▶ Exercise directions:
Copy every line that holds "powtarzający".

※ ※ ※

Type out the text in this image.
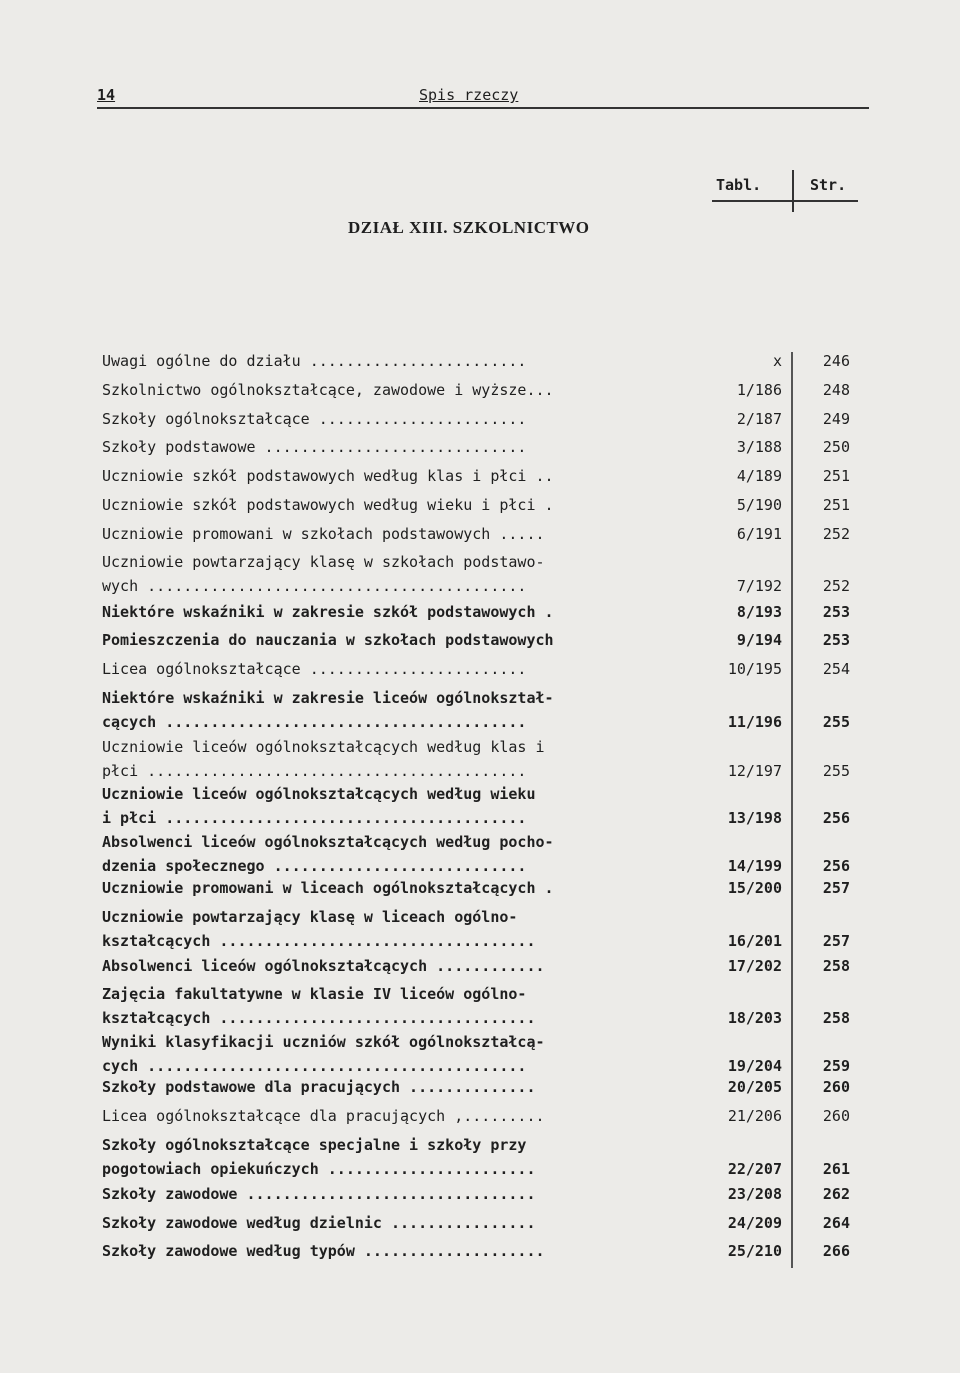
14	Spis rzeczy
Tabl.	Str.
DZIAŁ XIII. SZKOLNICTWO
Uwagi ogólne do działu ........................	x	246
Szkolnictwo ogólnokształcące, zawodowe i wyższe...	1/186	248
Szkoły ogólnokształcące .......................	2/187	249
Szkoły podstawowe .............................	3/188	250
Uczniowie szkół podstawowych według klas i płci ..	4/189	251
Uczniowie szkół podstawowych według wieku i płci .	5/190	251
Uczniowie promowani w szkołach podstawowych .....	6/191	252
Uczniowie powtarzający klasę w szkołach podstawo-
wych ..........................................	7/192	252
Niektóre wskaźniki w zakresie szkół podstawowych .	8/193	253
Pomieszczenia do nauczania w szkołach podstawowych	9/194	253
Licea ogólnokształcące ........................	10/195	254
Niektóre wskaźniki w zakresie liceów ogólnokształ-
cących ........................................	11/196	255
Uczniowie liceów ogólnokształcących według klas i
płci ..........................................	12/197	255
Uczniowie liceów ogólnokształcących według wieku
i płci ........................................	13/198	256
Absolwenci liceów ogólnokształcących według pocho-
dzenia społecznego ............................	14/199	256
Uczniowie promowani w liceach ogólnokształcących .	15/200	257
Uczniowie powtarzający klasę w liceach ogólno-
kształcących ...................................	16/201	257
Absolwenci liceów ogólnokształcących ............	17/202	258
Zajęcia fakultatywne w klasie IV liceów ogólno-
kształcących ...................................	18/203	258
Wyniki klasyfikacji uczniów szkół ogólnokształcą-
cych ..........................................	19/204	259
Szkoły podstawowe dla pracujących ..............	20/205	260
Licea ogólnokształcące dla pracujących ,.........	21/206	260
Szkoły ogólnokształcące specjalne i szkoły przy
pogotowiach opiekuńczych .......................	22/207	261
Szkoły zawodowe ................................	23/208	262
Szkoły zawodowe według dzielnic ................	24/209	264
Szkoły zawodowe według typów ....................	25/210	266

※ ※ ※

▶ Result below:
Uczniowie powtarzający klasę w szkołach podstawo-
Uczniowie powtarzający klasę w liceach ogólno-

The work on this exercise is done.